■ TASK PROMPT:
Check each line of the material below for "CREATE", then copy the ones that contain it.

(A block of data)
• • • • •

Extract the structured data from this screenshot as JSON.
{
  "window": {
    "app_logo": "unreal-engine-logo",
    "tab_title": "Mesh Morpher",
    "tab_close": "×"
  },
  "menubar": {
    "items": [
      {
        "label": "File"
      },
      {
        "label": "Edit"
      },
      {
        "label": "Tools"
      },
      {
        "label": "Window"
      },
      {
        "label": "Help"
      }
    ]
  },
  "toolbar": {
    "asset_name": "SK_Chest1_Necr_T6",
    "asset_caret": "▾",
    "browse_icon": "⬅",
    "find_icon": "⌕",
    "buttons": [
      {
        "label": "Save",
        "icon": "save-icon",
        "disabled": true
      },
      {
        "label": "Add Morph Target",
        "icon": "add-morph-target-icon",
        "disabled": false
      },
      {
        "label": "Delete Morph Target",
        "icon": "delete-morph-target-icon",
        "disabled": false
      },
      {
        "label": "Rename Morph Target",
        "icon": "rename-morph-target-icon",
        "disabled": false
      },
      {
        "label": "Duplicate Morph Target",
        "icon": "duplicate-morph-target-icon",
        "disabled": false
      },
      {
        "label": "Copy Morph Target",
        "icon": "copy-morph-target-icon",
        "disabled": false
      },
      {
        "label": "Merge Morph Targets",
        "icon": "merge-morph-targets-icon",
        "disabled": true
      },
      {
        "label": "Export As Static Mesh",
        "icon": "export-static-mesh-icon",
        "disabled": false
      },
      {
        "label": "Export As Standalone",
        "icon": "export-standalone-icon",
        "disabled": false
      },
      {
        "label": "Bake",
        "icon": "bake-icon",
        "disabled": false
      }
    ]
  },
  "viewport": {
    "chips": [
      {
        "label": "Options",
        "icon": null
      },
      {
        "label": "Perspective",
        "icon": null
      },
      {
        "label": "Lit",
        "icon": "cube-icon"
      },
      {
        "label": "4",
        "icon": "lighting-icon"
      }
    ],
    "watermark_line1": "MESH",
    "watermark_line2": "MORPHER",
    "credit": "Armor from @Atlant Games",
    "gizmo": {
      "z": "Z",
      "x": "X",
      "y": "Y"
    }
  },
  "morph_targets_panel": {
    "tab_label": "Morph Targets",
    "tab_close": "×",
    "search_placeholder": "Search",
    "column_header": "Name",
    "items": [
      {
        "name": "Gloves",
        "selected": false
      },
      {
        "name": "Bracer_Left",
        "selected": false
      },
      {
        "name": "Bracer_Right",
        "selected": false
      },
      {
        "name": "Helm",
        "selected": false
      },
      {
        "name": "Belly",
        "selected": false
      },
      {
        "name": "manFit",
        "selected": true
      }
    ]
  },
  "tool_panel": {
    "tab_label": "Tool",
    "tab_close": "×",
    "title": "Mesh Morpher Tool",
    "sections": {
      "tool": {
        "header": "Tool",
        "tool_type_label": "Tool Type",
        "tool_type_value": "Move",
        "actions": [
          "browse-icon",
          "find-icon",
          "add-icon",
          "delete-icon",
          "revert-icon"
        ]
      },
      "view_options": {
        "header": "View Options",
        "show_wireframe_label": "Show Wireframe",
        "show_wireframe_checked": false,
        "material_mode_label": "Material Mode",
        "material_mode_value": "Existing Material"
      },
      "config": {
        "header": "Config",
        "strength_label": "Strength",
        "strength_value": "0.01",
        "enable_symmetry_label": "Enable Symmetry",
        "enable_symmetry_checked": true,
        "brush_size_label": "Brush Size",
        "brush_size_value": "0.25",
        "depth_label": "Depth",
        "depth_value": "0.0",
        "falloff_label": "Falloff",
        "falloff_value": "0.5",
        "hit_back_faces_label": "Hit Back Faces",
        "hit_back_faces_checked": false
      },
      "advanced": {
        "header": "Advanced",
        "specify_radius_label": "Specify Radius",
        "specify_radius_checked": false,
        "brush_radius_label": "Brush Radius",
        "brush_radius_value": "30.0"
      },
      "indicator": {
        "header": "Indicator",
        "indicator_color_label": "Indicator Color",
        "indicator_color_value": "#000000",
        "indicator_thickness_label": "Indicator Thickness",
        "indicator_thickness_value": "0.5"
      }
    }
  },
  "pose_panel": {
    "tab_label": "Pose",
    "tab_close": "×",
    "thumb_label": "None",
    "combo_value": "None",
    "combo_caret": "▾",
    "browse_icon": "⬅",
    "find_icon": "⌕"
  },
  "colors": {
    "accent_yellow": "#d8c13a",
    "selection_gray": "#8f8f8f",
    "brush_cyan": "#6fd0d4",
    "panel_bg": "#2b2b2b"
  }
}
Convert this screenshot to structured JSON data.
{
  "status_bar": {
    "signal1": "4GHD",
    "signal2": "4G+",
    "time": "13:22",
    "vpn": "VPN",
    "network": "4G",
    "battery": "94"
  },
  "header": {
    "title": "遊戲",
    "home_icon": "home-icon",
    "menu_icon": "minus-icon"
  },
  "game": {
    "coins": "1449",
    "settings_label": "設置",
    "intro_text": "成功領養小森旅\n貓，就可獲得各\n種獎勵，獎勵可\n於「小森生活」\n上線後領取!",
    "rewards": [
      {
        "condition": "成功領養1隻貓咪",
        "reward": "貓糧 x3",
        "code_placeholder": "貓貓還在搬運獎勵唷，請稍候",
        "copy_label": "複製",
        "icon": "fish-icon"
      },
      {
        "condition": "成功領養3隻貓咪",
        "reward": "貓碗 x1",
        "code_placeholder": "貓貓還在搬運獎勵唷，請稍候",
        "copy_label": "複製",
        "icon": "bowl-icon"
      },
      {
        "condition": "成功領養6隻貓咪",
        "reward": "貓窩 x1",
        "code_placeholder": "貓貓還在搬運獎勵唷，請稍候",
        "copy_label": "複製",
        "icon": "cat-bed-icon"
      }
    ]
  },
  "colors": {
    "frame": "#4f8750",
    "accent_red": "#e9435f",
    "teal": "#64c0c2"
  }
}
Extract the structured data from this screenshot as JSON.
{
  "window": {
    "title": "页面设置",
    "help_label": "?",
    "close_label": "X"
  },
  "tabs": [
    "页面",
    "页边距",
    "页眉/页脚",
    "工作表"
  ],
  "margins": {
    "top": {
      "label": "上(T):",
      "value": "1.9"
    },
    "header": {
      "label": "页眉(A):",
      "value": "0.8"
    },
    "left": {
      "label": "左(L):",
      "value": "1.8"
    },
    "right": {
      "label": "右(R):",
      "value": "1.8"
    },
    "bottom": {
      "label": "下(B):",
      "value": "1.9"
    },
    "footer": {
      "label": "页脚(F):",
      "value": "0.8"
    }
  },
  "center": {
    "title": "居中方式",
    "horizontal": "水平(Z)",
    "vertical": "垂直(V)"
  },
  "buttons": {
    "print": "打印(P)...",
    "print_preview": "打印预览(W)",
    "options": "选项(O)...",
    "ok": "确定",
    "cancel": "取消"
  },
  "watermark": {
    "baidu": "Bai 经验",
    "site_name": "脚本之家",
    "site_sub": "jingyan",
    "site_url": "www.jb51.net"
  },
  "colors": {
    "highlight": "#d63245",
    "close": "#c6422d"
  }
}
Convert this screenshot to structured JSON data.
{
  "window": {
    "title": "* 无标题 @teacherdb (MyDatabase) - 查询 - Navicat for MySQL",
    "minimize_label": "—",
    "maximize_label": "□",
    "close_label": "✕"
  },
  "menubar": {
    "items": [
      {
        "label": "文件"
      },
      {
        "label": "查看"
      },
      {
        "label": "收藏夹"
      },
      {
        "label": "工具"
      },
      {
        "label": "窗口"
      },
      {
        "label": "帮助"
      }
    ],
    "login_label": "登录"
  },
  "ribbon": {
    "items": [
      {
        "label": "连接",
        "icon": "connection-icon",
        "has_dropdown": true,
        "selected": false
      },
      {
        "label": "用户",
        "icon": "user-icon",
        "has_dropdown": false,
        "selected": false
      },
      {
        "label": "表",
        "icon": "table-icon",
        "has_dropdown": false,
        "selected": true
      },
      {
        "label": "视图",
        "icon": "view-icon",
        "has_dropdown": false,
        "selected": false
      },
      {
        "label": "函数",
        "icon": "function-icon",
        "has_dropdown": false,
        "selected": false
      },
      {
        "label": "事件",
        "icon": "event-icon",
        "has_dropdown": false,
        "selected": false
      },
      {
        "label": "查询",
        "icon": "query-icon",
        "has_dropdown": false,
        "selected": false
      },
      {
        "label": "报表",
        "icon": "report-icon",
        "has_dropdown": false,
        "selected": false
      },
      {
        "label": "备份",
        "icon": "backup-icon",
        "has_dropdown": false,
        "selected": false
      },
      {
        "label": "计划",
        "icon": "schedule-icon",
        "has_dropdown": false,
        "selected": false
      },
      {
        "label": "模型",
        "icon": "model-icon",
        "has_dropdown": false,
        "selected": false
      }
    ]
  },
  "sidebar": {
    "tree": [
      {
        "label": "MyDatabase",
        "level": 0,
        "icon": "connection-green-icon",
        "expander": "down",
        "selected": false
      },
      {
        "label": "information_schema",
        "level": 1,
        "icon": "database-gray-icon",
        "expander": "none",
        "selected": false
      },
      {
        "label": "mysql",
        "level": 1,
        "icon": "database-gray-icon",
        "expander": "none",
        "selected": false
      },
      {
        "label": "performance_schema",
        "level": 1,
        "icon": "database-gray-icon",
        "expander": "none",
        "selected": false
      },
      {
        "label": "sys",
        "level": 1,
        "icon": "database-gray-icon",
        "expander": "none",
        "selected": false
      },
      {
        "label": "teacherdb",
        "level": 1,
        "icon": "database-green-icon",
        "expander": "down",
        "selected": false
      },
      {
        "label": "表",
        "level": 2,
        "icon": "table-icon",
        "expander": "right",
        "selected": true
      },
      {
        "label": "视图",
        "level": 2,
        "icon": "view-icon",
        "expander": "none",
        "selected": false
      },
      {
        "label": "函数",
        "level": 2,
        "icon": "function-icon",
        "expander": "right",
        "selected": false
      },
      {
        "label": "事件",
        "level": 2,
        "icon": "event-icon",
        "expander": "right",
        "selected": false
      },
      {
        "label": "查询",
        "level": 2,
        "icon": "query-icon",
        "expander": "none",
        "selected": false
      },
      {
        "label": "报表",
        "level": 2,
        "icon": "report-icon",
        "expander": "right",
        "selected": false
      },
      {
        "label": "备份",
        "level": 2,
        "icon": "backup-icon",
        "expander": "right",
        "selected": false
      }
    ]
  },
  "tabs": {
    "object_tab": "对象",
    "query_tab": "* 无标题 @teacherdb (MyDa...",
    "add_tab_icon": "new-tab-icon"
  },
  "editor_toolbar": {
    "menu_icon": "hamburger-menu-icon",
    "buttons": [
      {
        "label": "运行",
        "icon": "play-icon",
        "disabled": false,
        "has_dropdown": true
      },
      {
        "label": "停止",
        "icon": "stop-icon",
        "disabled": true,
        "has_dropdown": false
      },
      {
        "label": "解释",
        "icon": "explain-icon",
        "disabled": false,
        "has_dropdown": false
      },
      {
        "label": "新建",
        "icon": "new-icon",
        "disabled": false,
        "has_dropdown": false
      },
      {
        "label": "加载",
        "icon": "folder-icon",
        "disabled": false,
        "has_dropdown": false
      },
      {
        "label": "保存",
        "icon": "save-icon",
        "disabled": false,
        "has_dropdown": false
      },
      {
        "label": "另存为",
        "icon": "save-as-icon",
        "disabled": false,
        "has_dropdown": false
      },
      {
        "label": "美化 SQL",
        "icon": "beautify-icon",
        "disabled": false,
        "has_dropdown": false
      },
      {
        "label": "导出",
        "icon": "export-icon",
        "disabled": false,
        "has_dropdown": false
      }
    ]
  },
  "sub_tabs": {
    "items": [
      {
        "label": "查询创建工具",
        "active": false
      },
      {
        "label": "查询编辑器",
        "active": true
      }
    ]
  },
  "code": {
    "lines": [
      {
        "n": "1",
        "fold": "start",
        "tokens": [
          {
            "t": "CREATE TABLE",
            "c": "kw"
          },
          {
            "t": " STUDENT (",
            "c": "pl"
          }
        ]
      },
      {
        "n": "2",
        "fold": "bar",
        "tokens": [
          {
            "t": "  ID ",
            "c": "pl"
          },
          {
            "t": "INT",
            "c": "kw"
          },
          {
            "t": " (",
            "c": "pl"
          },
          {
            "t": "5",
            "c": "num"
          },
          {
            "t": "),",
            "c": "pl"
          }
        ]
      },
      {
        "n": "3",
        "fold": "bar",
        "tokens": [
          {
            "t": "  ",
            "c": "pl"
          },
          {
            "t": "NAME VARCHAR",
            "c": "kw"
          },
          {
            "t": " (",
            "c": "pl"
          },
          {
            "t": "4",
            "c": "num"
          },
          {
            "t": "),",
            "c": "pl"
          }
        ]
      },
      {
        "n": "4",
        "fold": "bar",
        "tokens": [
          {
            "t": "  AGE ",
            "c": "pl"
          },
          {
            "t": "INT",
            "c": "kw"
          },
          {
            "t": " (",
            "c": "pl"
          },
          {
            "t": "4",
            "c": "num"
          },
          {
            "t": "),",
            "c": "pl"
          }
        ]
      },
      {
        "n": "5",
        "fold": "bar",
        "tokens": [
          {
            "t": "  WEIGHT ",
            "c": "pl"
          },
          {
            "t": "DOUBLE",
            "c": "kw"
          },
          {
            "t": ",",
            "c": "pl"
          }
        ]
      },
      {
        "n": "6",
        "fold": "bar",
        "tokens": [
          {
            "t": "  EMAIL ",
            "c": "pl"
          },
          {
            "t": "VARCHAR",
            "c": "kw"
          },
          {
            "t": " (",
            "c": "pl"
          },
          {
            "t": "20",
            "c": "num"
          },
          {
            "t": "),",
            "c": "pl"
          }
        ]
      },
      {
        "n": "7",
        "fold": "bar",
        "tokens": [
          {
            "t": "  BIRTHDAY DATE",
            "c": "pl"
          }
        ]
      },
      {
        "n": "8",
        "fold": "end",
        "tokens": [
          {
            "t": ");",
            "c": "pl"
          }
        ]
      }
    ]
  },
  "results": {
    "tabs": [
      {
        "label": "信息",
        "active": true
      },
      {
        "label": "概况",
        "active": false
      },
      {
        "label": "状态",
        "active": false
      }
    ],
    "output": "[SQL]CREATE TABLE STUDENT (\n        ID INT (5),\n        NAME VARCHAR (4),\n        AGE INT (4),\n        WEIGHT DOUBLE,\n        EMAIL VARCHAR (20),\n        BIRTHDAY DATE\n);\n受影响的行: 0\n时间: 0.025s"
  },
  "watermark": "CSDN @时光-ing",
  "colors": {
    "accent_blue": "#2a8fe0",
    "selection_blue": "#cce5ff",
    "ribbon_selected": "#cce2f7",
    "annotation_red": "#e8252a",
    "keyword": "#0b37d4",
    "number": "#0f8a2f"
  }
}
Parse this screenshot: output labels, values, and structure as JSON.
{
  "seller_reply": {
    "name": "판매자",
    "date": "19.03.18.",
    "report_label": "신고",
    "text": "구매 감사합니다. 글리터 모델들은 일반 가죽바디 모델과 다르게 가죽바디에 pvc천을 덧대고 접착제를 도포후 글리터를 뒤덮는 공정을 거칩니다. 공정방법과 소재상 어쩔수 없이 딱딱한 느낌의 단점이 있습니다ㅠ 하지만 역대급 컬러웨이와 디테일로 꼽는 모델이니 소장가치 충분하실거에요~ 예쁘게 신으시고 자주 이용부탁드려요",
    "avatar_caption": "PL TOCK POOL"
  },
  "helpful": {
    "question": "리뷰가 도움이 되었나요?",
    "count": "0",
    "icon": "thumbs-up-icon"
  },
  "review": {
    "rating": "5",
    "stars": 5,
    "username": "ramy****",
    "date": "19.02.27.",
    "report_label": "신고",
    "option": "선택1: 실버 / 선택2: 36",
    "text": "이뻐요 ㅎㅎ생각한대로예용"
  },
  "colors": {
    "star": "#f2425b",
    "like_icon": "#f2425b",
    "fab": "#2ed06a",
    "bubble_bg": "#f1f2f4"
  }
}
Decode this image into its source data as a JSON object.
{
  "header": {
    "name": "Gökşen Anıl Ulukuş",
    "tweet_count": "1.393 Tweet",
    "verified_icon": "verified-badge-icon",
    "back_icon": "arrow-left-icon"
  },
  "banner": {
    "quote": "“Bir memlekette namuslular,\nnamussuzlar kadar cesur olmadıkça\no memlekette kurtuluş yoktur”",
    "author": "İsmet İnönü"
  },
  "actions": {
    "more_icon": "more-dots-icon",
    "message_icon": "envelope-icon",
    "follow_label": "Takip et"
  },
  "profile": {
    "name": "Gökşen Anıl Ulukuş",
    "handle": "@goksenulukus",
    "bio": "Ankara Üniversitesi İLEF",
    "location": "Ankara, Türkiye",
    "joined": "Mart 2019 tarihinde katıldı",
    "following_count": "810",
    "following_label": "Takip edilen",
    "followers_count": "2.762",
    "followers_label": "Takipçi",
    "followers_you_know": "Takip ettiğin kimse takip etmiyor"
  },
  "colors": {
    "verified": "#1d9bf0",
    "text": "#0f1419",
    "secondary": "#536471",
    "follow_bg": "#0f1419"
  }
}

• • • • •

■ ANSWER TO THIS PROBLEM:
            "t": "CREATE TABLE",
    "output": "[SQL]CREATE TABLE STUDENT (\n        ID INT (5),\n        NAME VARCHAR (4),\n        AGE INT (4),\n        WEIGHT DOUBLE,\n        EMAIL VARCHAR (20),\n        BIRTHDAY DATE\n);\n受影响的行: 0\n时间: 0.025s"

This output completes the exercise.